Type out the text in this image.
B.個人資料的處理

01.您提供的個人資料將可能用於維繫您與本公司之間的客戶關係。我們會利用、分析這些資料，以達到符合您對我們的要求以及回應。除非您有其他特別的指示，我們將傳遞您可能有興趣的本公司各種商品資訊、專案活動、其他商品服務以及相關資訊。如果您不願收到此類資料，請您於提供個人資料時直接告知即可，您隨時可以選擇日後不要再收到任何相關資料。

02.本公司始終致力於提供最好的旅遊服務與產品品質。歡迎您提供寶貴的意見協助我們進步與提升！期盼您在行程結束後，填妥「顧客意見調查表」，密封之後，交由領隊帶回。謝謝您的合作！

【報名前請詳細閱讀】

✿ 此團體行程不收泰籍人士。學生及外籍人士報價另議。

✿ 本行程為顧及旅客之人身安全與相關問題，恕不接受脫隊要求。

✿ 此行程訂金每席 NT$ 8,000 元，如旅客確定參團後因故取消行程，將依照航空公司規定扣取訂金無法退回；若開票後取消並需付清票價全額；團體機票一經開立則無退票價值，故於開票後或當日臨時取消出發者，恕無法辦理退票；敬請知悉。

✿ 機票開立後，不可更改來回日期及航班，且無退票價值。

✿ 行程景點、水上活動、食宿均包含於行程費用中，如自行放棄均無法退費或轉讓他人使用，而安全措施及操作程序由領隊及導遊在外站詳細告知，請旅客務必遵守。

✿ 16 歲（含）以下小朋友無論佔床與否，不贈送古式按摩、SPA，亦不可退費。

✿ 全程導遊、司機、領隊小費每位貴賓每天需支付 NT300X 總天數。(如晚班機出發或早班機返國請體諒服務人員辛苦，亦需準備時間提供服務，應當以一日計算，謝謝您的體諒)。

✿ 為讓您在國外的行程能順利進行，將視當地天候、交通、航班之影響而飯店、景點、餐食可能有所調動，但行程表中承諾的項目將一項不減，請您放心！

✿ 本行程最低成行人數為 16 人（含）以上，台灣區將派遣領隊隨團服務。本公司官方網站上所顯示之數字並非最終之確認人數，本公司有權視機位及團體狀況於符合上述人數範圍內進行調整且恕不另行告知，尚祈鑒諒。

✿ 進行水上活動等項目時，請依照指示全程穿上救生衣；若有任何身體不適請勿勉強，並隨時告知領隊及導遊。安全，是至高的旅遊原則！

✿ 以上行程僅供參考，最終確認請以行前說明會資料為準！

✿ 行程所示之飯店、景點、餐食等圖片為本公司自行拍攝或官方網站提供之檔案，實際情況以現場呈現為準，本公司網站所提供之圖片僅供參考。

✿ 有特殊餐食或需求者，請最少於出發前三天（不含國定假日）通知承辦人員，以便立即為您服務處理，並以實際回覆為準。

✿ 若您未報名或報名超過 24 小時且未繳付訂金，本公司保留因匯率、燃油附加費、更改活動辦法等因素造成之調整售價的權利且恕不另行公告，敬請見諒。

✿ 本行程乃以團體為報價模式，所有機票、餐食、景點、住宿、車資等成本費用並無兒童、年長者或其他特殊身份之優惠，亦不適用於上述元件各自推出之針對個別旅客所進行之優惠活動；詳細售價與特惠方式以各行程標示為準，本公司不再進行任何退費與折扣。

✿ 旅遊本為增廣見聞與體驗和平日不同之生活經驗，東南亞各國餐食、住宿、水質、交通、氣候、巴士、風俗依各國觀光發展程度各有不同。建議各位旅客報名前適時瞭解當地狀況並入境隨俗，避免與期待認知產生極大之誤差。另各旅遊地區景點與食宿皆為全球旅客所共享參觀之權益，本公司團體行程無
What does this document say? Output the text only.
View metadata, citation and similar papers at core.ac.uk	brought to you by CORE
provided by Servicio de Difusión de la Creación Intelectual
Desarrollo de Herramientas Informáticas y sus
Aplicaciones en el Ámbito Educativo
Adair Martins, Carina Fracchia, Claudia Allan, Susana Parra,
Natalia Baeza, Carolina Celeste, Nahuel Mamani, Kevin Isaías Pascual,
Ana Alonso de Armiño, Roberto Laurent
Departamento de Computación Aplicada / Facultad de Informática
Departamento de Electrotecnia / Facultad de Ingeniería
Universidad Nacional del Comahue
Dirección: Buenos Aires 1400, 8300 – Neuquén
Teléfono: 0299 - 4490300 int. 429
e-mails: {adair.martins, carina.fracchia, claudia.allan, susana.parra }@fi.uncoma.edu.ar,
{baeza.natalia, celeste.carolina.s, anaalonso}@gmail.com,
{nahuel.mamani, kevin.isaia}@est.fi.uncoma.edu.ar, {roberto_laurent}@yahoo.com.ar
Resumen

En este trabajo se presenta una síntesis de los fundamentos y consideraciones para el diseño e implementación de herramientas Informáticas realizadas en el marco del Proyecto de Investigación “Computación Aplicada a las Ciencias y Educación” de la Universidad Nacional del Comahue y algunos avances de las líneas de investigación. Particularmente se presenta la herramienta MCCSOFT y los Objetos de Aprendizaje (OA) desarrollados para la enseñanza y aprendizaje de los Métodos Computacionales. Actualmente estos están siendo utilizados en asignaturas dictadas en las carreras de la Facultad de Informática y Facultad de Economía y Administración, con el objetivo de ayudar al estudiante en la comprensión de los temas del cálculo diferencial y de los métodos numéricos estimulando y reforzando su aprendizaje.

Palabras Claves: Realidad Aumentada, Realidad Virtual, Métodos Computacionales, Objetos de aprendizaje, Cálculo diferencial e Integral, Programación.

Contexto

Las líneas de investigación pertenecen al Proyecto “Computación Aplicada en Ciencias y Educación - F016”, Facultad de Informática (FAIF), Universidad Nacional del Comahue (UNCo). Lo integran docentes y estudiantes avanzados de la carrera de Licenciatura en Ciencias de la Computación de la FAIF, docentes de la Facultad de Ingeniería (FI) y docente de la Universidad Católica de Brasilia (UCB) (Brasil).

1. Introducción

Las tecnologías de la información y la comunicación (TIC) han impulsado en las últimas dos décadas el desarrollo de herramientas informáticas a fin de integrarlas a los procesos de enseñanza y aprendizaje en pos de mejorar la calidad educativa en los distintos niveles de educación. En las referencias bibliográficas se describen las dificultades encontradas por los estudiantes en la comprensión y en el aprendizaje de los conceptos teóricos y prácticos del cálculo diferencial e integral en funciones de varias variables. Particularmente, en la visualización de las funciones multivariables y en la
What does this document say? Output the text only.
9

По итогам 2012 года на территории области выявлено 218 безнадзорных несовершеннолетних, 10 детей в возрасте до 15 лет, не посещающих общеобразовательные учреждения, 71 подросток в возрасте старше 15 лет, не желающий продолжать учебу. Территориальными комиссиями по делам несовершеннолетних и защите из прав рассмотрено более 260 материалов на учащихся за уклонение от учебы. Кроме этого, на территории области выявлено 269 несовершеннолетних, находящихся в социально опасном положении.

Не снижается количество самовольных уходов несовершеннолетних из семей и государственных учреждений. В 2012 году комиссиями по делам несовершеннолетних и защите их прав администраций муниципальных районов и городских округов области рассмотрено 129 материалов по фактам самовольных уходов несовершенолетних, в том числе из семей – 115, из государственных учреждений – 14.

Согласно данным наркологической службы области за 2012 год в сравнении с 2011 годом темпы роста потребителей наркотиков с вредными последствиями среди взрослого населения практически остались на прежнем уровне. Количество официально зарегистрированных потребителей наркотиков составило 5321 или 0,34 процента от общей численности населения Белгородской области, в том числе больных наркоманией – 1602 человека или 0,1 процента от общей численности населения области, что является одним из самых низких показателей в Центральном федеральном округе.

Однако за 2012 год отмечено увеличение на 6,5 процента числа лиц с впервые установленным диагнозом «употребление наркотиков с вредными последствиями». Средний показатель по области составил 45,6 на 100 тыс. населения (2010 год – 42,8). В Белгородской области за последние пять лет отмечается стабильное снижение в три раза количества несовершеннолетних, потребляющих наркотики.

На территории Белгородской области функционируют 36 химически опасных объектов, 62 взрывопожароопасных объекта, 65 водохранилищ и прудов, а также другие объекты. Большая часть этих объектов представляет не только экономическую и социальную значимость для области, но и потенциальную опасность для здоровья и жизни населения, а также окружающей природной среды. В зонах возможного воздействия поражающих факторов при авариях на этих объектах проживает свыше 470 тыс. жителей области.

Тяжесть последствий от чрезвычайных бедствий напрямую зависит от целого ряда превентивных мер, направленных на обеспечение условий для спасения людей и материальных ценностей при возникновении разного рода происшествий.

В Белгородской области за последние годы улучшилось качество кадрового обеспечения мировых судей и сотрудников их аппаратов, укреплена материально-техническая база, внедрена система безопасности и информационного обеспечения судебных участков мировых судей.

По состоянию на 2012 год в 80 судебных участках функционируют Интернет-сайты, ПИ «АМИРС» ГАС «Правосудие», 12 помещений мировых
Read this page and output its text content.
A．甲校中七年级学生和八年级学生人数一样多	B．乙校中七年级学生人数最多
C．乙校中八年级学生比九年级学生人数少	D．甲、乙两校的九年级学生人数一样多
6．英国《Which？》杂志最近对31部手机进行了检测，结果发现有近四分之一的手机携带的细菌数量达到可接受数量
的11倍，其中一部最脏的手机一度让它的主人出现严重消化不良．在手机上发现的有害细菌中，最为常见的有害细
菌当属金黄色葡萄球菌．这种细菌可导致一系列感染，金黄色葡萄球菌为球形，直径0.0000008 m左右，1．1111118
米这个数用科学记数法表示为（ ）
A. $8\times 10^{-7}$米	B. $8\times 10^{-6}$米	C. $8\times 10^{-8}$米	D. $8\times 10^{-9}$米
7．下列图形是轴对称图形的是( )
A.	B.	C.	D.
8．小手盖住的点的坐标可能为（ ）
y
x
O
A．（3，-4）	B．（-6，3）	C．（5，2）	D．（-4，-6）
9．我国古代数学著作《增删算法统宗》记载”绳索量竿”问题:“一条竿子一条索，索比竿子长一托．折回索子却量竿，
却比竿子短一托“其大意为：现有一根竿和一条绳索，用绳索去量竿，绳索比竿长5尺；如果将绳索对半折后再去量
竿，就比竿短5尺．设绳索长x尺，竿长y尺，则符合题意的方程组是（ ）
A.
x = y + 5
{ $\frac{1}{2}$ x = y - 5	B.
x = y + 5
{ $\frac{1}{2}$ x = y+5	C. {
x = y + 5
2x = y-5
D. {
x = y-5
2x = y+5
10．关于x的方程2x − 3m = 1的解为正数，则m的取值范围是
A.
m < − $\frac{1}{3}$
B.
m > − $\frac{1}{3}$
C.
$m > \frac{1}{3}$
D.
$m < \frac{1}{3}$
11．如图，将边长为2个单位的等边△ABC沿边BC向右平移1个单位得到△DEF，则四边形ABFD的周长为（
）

- [Challenge]: Copy every line of the material in which the word "территории" occurs.

- [Solution below]:
По итогам 2012 года на территории области выявлено 218 безнадзорных несовершеннолетних, 10 детей в возрасте до 15 лет, не посещающих общеобразовательные учреждения, 71 подросток в возрасте старше 15 лет, не желающий продолжать учебу. Территориальными комиссиями по делам несовершеннолетних и защите из прав рассмотрено более 260 материалов на учащихся за уклонение от учебы. Кроме этого, на территории области выявлено 269 несовершеннолетних, находящихся в социально опасном положении.
На территории Белгородской области функционируют 36 химически опасных объектов, 62 взрывопожароопасных объекта, 65 водохранилищ и прудов, а также другие объекты. Большая часть этих объектов представляет не только экономическую и социальную значимость для области, но и потенциальную опасность для здоровья и жизни населения, а также окружающей природной среды. В зонах возможного воздействия поражающих факторов при авариях на этих объектах проживает свыше 470 тыс. жителей области.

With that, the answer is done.